Counting only lines that hold "Ramón", give the total and nothing more.

───── DATASET RECORDS

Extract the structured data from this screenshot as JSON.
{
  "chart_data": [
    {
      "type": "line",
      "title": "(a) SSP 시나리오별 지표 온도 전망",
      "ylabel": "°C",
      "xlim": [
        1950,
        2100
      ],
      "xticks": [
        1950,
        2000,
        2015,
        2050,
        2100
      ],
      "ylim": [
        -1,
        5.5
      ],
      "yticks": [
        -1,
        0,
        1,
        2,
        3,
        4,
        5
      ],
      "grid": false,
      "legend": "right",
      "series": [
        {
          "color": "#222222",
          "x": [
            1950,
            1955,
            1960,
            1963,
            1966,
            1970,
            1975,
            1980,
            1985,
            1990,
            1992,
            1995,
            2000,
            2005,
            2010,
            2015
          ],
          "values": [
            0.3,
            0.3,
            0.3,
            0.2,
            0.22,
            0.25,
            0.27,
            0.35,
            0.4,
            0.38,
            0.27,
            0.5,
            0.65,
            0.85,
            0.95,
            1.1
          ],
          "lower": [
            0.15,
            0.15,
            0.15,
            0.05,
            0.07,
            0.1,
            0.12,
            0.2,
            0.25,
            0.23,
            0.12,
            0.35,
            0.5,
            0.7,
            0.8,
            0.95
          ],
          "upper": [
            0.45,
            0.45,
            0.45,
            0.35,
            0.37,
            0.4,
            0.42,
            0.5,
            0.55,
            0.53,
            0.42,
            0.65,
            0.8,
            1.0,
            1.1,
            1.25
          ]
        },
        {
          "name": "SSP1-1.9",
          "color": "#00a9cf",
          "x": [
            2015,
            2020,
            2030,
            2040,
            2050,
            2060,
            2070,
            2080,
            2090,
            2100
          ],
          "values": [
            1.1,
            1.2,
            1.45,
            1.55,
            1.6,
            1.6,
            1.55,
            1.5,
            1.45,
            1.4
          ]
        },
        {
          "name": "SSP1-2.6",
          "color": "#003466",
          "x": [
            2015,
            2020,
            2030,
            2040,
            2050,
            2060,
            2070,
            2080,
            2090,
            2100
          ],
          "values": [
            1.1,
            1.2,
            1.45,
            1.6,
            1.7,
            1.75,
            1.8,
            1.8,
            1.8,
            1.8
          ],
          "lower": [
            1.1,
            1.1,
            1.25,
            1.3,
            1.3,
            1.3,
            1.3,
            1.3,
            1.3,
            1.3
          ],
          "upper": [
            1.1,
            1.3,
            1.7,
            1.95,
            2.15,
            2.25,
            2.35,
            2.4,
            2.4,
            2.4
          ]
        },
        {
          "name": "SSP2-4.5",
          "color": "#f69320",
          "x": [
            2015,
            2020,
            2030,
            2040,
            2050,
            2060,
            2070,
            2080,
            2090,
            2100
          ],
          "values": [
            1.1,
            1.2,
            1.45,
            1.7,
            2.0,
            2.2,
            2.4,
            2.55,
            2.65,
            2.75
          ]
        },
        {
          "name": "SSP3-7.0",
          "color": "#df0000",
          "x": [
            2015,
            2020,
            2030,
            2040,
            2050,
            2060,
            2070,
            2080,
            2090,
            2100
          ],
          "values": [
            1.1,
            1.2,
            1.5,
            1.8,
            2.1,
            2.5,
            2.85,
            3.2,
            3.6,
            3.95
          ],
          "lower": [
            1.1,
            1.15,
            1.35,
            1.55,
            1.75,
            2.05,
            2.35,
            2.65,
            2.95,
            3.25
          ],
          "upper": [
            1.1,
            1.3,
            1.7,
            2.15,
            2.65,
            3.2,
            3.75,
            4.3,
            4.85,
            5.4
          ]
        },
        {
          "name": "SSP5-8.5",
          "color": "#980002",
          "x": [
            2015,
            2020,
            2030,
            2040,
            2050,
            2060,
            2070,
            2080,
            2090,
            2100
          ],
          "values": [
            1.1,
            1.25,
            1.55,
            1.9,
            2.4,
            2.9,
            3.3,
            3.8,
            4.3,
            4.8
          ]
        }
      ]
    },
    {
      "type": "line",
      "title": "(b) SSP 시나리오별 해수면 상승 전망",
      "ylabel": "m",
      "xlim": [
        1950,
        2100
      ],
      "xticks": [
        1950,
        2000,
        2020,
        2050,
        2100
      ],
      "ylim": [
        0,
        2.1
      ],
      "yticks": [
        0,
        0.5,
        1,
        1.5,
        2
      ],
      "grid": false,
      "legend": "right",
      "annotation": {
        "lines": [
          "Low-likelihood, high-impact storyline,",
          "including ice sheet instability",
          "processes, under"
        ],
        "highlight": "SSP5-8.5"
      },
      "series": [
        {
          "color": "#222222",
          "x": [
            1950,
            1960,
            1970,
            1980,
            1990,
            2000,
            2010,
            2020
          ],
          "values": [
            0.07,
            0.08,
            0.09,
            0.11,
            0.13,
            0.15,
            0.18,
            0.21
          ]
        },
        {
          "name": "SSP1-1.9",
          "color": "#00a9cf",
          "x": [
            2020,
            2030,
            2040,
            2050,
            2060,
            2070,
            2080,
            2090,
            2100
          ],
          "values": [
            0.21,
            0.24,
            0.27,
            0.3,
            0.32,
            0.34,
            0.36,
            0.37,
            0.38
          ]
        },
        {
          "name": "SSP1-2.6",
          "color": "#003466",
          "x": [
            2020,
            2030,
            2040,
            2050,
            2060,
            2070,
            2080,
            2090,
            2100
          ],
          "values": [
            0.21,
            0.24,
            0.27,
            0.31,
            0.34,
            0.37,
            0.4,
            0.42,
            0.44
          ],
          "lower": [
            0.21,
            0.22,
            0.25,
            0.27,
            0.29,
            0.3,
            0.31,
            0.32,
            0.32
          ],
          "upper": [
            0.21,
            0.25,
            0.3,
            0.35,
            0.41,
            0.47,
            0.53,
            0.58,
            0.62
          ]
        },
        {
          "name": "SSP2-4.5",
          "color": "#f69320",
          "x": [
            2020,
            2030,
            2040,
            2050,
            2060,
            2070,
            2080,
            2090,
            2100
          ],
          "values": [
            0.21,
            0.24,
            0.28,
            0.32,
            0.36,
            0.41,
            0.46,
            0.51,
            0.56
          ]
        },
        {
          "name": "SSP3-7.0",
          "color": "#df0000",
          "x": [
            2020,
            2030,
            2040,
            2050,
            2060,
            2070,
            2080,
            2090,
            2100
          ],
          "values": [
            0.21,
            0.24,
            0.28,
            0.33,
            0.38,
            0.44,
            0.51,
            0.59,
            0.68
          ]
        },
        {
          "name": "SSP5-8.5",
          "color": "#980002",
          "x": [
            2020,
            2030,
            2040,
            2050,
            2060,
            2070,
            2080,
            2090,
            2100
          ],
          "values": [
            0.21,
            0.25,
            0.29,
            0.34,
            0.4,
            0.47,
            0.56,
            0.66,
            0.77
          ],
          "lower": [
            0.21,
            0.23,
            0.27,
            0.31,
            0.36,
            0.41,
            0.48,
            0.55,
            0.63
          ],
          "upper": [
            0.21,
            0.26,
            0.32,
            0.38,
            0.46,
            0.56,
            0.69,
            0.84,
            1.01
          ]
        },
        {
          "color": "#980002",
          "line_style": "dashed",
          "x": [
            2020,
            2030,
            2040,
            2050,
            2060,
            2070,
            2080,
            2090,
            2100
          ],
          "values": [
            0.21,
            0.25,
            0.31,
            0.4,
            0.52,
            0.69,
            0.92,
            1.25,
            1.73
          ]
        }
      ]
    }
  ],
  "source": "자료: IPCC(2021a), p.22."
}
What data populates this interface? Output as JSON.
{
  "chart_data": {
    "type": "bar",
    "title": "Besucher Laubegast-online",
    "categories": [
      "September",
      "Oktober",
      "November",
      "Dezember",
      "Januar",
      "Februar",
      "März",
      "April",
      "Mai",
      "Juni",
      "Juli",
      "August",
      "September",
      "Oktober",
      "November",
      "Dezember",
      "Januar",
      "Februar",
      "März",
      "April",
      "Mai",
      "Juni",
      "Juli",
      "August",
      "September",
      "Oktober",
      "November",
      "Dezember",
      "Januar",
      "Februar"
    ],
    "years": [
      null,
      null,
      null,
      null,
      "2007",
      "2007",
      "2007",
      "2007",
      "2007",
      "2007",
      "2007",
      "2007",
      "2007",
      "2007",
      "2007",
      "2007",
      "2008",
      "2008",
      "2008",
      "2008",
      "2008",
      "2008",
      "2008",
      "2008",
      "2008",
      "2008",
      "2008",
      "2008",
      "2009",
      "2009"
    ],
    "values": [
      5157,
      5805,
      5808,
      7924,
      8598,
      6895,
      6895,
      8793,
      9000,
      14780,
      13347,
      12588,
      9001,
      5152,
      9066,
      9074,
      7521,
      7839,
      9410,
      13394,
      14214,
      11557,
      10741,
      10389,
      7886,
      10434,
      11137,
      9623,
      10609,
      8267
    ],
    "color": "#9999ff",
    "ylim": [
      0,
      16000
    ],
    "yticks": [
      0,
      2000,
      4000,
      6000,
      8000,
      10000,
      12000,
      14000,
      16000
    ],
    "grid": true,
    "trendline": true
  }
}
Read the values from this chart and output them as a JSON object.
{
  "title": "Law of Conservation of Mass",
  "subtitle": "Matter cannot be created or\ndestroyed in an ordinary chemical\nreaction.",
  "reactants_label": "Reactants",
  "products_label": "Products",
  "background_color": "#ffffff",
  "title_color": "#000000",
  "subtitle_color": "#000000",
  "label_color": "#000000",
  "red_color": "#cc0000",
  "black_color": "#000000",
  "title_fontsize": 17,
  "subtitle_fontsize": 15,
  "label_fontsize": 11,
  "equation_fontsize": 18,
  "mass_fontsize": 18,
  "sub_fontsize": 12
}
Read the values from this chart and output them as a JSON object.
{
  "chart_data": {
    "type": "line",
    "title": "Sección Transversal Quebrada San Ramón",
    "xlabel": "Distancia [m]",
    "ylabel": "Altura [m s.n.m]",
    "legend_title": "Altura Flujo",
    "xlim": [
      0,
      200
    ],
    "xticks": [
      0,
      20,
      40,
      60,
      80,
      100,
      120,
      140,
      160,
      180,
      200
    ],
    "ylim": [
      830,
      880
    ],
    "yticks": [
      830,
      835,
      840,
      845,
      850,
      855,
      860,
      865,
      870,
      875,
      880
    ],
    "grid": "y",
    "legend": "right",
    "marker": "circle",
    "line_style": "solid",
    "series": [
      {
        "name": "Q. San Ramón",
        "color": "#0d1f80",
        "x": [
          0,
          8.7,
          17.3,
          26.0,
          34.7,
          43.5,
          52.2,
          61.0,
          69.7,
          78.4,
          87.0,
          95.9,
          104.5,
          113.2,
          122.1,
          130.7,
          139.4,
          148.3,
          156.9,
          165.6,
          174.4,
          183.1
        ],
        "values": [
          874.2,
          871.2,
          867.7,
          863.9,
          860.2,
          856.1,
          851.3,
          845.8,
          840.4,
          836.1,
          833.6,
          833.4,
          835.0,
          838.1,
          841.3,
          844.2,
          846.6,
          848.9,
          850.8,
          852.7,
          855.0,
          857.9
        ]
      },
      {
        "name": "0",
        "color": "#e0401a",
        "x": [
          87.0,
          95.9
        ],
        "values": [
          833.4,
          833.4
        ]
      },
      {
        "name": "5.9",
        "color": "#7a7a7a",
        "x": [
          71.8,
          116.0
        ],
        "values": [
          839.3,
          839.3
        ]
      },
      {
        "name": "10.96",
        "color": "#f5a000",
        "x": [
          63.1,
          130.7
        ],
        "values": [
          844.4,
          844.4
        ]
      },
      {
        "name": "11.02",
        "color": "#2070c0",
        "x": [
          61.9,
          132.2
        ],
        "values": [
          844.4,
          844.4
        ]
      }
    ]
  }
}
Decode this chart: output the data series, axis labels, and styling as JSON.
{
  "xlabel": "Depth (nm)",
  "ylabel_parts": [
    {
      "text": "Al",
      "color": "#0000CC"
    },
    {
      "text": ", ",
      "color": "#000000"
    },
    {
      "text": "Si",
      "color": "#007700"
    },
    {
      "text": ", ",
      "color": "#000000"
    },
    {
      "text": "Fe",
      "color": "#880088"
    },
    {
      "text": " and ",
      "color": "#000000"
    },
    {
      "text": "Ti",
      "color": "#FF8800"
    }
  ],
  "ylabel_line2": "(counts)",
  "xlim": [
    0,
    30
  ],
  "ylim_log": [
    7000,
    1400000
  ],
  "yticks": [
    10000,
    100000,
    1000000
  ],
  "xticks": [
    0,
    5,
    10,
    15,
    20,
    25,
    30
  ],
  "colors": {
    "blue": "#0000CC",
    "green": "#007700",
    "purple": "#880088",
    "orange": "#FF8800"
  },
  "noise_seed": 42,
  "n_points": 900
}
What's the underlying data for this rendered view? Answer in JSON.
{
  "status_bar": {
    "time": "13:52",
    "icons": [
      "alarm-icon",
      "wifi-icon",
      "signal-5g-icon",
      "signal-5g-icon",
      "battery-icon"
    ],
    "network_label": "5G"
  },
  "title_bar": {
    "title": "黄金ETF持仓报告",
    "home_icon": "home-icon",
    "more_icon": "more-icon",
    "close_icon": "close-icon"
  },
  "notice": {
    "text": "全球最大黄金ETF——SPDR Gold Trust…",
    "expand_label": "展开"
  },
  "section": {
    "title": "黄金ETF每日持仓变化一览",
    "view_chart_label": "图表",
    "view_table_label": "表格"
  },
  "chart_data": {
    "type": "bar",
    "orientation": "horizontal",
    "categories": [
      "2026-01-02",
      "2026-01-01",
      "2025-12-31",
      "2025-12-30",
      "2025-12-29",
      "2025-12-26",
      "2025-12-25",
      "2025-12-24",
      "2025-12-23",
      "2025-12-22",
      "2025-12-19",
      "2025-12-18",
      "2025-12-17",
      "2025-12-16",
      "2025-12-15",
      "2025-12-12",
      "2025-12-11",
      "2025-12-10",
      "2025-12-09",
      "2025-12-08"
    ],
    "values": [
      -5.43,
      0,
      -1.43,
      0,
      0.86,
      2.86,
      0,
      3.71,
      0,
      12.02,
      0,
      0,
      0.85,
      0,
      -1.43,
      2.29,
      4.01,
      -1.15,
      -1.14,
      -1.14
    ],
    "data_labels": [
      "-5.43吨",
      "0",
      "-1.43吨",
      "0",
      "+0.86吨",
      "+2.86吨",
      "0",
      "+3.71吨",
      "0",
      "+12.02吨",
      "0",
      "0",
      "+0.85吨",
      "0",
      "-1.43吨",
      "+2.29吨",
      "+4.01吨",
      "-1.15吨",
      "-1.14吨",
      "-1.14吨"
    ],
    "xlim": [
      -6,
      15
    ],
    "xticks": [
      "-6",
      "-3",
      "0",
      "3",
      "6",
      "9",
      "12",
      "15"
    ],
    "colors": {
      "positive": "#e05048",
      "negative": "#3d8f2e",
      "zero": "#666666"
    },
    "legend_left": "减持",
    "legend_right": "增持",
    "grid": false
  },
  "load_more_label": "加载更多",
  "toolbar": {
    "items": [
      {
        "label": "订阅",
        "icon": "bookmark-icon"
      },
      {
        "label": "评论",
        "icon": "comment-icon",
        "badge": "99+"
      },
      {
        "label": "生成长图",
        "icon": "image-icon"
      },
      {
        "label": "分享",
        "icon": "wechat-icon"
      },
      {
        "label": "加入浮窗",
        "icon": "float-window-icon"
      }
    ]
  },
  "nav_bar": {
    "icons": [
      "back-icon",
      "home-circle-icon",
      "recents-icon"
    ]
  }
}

──────────

» **RESPONSE FOR THIS EXERCISE**:
2